• Data:
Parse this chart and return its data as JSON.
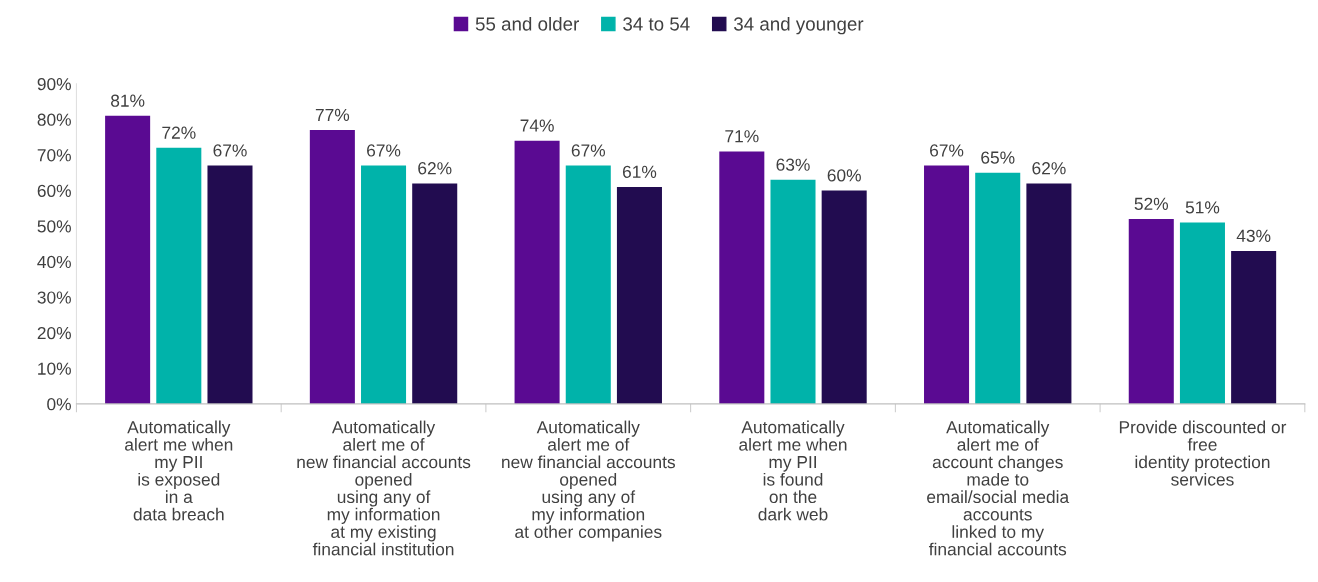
{
  "chart_data": {
    "type": "bar",
    "categories": [
      "Automatically\nalert me when\nmy PII\nis exposed\nin a\ndata breach",
      "Automatically\nalert me of\nnew financial accounts\nopened\nusing any of\nmy information\nat my existing\nfinancial institution",
      "Automatically\nalert me of\nnew financial accounts\nopened\nusing any of\nmy information\nat other companies",
      "Automatically\nalert me when\nmy PII\nis found\non the\ndark web",
      "Automatically\nalert me of\naccount changes\nmade to\nemail/social media\naccounts\nlinked to my\nfinancial accounts",
      "Provide discounted or\nfree\nidentity protection\nservices"
    ],
    "series": [
      {
        "name": "55 and older",
        "color": "#5a0a92",
        "values": [
          81,
          77,
          74,
          71,
          67,
          52
        ],
        "value_labels": [
          "81%",
          "77%",
          "74%",
          "71%",
          "67%",
          "52%"
        ]
      },
      {
        "name": "34 to 54",
        "color": "#00b3aa",
        "values": [
          72,
          67,
          67,
          63,
          65,
          51
        ],
        "value_labels": [
          "72%",
          "67%",
          "67%",
          "63%",
          "65%",
          "51%"
        ]
      },
      {
        "name": "34 and younger",
        "color": "#220c50",
        "values": [
          67,
          62,
          61,
          60,
          62,
          43
        ],
        "value_labels": [
          "67%",
          "62%",
          "61%",
          "60%",
          "62%",
          "43%"
        ]
      }
    ],
    "ylim": [
      0,
      90
    ],
    "yticks": [
      {
        "value": 0,
        "label": "0%"
      },
      {
        "value": 10,
        "label": "10%"
      },
      {
        "value": 20,
        "label": "20%"
      },
      {
        "value": 30,
        "label": "30%"
      },
      {
        "value": 40,
        "label": "40%"
      },
      {
        "value": 50,
        "label": "50%"
      },
      {
        "value": 60,
        "label": "60%"
      },
      {
        "value": 70,
        "label": "70%"
      },
      {
        "value": 80,
        "label": "80%"
      },
      {
        "value": 90,
        "label": "90%"
      }
    ],
    "grid": false,
    "legend": "top"
  }
}
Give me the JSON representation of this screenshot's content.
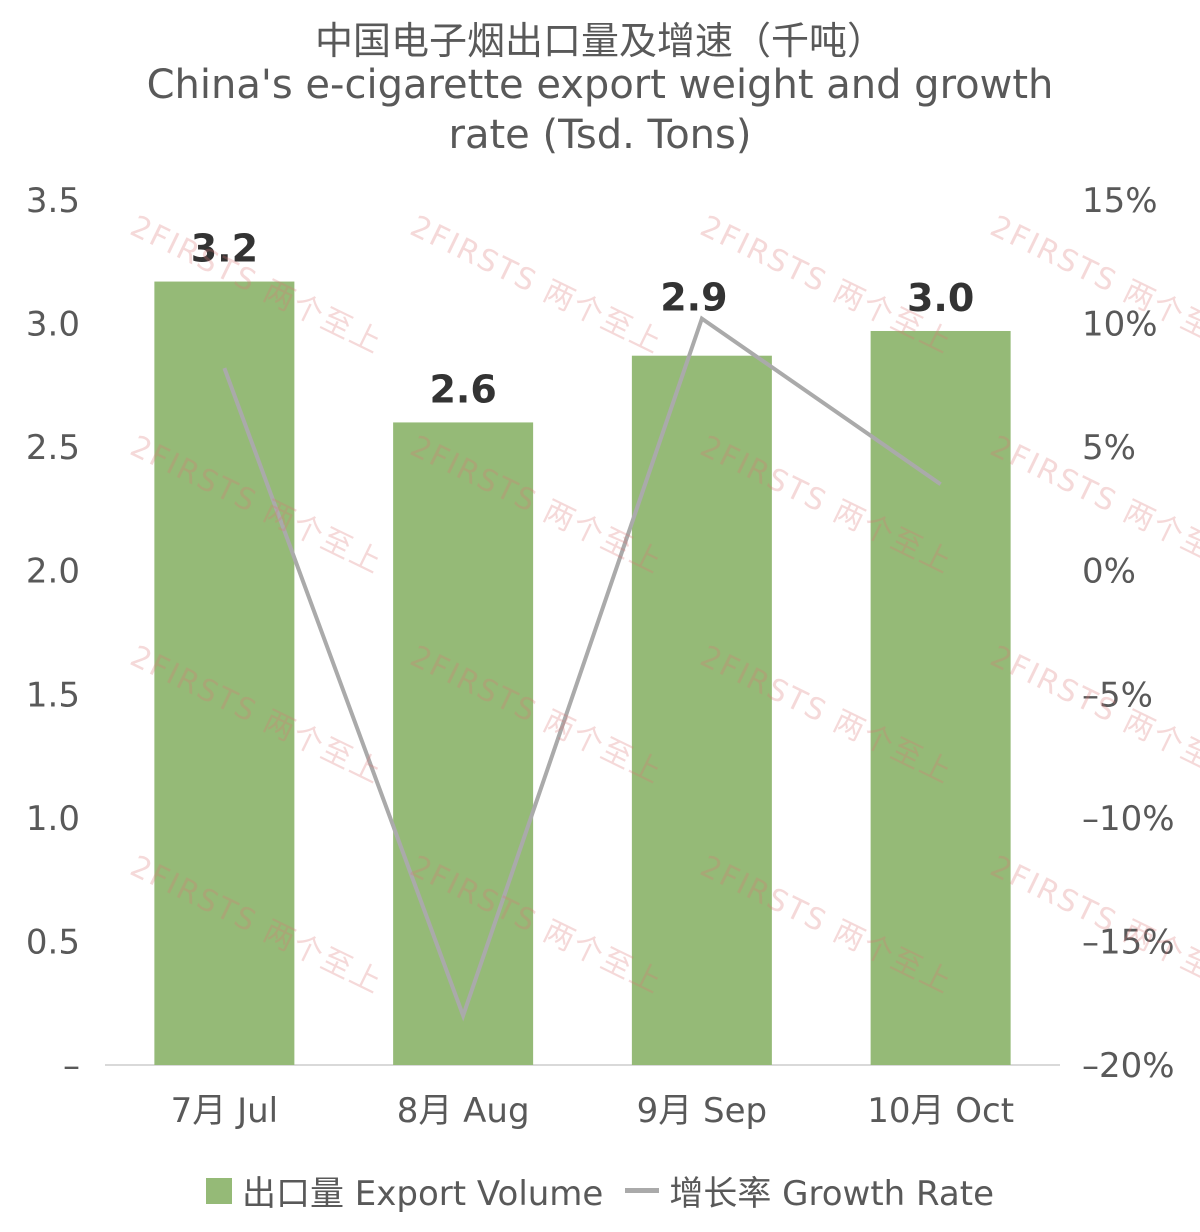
{
  "chart_data": {
    "type": "bar",
    "title": "中国电子烟出口量及增速（千吨）",
    "subtitle_lines": [
      "China's e-cigarette export weight and growth",
      "rate (Tsd. Tons)"
    ],
    "categories": [
      "7月 Jul",
      "8月 Aug",
      "9月 Sep",
      "10月 Oct"
    ],
    "series": [
      {
        "name": "出口量 Export Volume",
        "type": "bar",
        "axis": "left",
        "values": [
          3.17,
          2.6,
          2.87,
          2.97
        ],
        "labels": [
          "3.2",
          "2.6",
          "2.9",
          "3.0"
        ],
        "color": "#95BA77"
      },
      {
        "name": "增长率 Growth Rate",
        "type": "line",
        "axis": "right",
        "values": [
          8.2,
          -18.0,
          10.2,
          3.5
        ],
        "color": "#AAAAAA"
      }
    ],
    "y_left": {
      "min": 0,
      "max": 3.5,
      "ticks": [
        {
          "v": 0,
          "label": "–"
        },
        {
          "v": 0.5,
          "label": "0.5"
        },
        {
          "v": 1.0,
          "label": "1.0"
        },
        {
          "v": 1.5,
          "label": "1.5"
        },
        {
          "v": 2.0,
          "label": "2.0"
        },
        {
          "v": 2.5,
          "label": "2.5"
        },
        {
          "v": 3.0,
          "label": "3.0"
        },
        {
          "v": 3.5,
          "label": "3.5"
        }
      ]
    },
    "y_right": {
      "min": -20,
      "max": 15,
      "ticks": [
        {
          "v": -20,
          "label": "–20%"
        },
        {
          "v": -15,
          "label": "–15%"
        },
        {
          "v": -10,
          "label": "–10%"
        },
        {
          "v": -5,
          "label": "–5%"
        },
        {
          "v": 0,
          "label": "0%"
        },
        {
          "v": 5,
          "label": "5%"
        },
        {
          "v": 10,
          "label": "10%"
        },
        {
          "v": 15,
          "label": "15%"
        }
      ]
    },
    "grid": false,
    "legend_position": "bottom"
  },
  "legend": {
    "bar_label": "出口量 Export Volume",
    "line_label": "增长率 Growth Rate"
  },
  "watermark_text": "2FIRSTS 两个至上"
}
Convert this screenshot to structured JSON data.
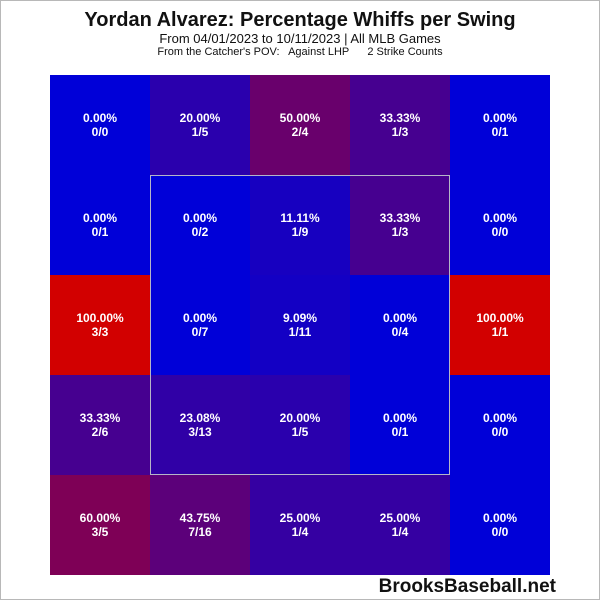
{
  "header": {
    "title": "Yordan Alvarez: Percentage Whiffs per Swing",
    "subtitle": "From 04/01/2023 to 10/11/2023 | All MLB Games",
    "context": "From the Catcher's POV:   Against LHP      2 Strike Counts"
  },
  "watermark": "BrooksBaseball.net",
  "colors": {
    "low": "#0000d8",
    "high": "#d20000"
  },
  "chart_data": {
    "type": "heatmap",
    "title": "Yordan Alvarez: Percentage Whiffs per Swing",
    "rows": 5,
    "cols": 5,
    "cells": [
      [
        {
          "pct": "0.00%",
          "count": "0/0",
          "value": 0
        },
        {
          "pct": "20.00%",
          "count": "1/5",
          "value": 20
        },
        {
          "pct": "50.00%",
          "count": "2/4",
          "value": 50
        },
        {
          "pct": "33.33%",
          "count": "1/3",
          "value": 33.33
        },
        {
          "pct": "0.00%",
          "count": "0/1",
          "value": 0
        }
      ],
      [
        {
          "pct": "0.00%",
          "count": "0/1",
          "value": 0
        },
        {
          "pct": "0.00%",
          "count": "0/2",
          "value": 0
        },
        {
          "pct": "11.11%",
          "count": "1/9",
          "value": 11.11
        },
        {
          "pct": "33.33%",
          "count": "1/3",
          "value": 33.33
        },
        {
          "pct": "0.00%",
          "count": "0/0",
          "value": 0
        }
      ],
      [
        {
          "pct": "100.00%",
          "count": "3/3",
          "value": 100
        },
        {
          "pct": "0.00%",
          "count": "0/7",
          "value": 0
        },
        {
          "pct": "9.09%",
          "count": "1/11",
          "value": 9.09
        },
        {
          "pct": "0.00%",
          "count": "0/4",
          "value": 0
        },
        {
          "pct": "100.00%",
          "count": "1/1",
          "value": 100
        }
      ],
      [
        {
          "pct": "33.33%",
          "count": "2/6",
          "value": 33.33
        },
        {
          "pct": "23.08%",
          "count": "3/13",
          "value": 23.08
        },
        {
          "pct": "20.00%",
          "count": "1/5",
          "value": 20
        },
        {
          "pct": "0.00%",
          "count": "0/1",
          "value": 0
        },
        {
          "pct": "0.00%",
          "count": "0/0",
          "value": 0
        }
      ],
      [
        {
          "pct": "60.00%",
          "count": "3/5",
          "value": 60
        },
        {
          "pct": "43.75%",
          "count": "7/16",
          "value": 43.75
        },
        {
          "pct": "25.00%",
          "count": "1/4",
          "value": 25
        },
        {
          "pct": "25.00%",
          "count": "1/4",
          "value": 25
        },
        {
          "pct": "0.00%",
          "count": "0/0",
          "value": 0
        }
      ]
    ]
  }
}
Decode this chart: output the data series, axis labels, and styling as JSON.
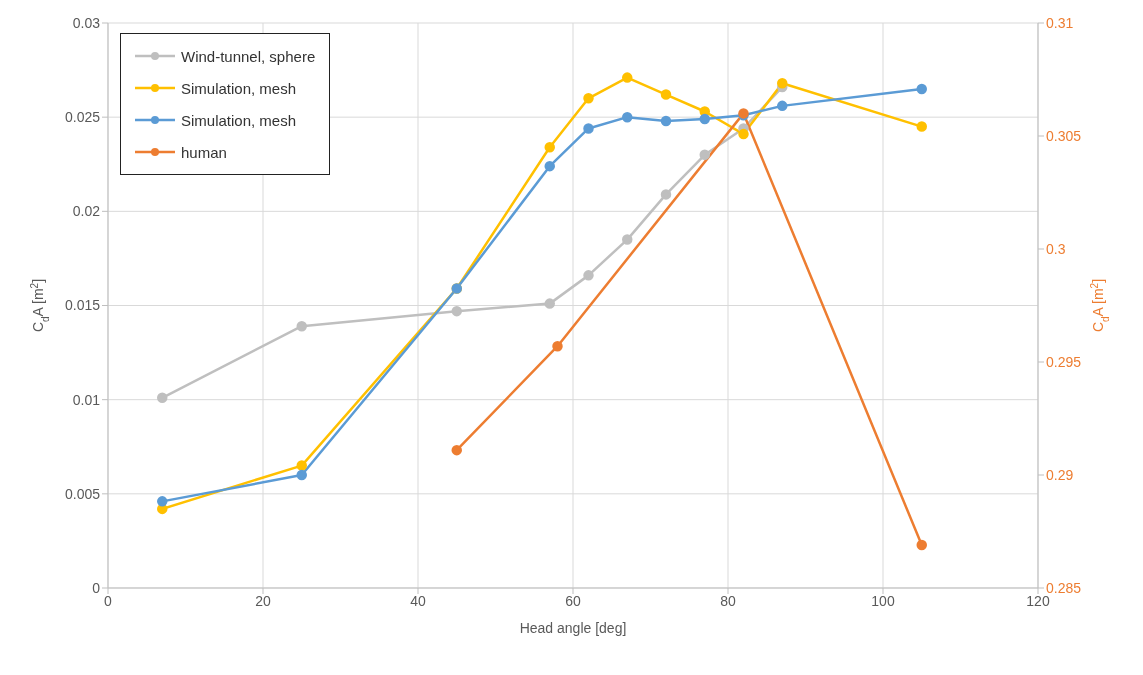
{
  "chart_data": {
    "type": "line",
    "xlabel": "Head angle [deg]",
    "ylabel": "C$_{d}$A [m$^{2}$]",
    "y2label": "C$_{d}$A [m$^{2}$]",
    "xlim": [
      0,
      120
    ],
    "xticks": [
      0,
      20,
      40,
      60,
      80,
      100,
      120
    ],
    "ylim": [
      0,
      0.03
    ],
    "yticks": [
      0,
      0.005,
      0.01,
      0.015,
      0.02,
      0.025,
      0.03
    ],
    "y2lim": [
      0.285,
      0.31
    ],
    "y2ticks": [
      0.285,
      0.29,
      0.295,
      0.3,
      0.305,
      0.31
    ],
    "grid": true,
    "legend": "top left",
    "marker": "circle",
    "line_style": "solid",
    "series": [
      {
        "name": "Wind-tunnel, sphere",
        "color": "#bfbfbf",
        "x": [
          7,
          25,
          45,
          57,
          62,
          67,
          72,
          77,
          82,
          87
        ],
        "values": [
          0.0101,
          0.0139,
          0.0147,
          0.0151,
          0.0166,
          0.0185,
          0.0209,
          0.023,
          0.0244,
          0.0266
        ]
      },
      {
        "name": "Simulation, mesh",
        "color": "#ffc000",
        "x": [
          7,
          25,
          45,
          57,
          62,
          67,
          72,
          77,
          82,
          87,
          105
        ],
        "values": [
          0.0042,
          0.0065,
          0.0159,
          0.0234,
          0.026,
          0.0271,
          0.0262,
          0.0253,
          0.0241,
          0.0268,
          0.0245
        ]
      },
      {
        "name": "Simulation, mesh",
        "color": "#5b9bd5",
        "x": [
          7,
          25,
          45,
          57,
          62,
          67,
          72,
          77,
          82,
          87,
          105
        ],
        "values": [
          0.0046,
          0.006,
          0.0159,
          0.0224,
          0.0244,
          0.025,
          0.0248,
          0.0249,
          0.0251,
          0.0256,
          0.0265
        ]
      },
      {
        "name": "human",
        "color": "#ed7d31",
        "axis": "y2",
        "x": [
          45,
          58,
          82,
          105
        ],
        "values": [
          0.2911,
          0.2957,
          0.306,
          0.2869
        ]
      }
    ]
  }
}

• Instructions for the task:
Using the material above, gather every line that includes "axis".

• The output:
        "axis": "left",
        "axis": "right",
Decode this chart: output the data series, axis labels, and styling as JSON.
        "axis": "y2",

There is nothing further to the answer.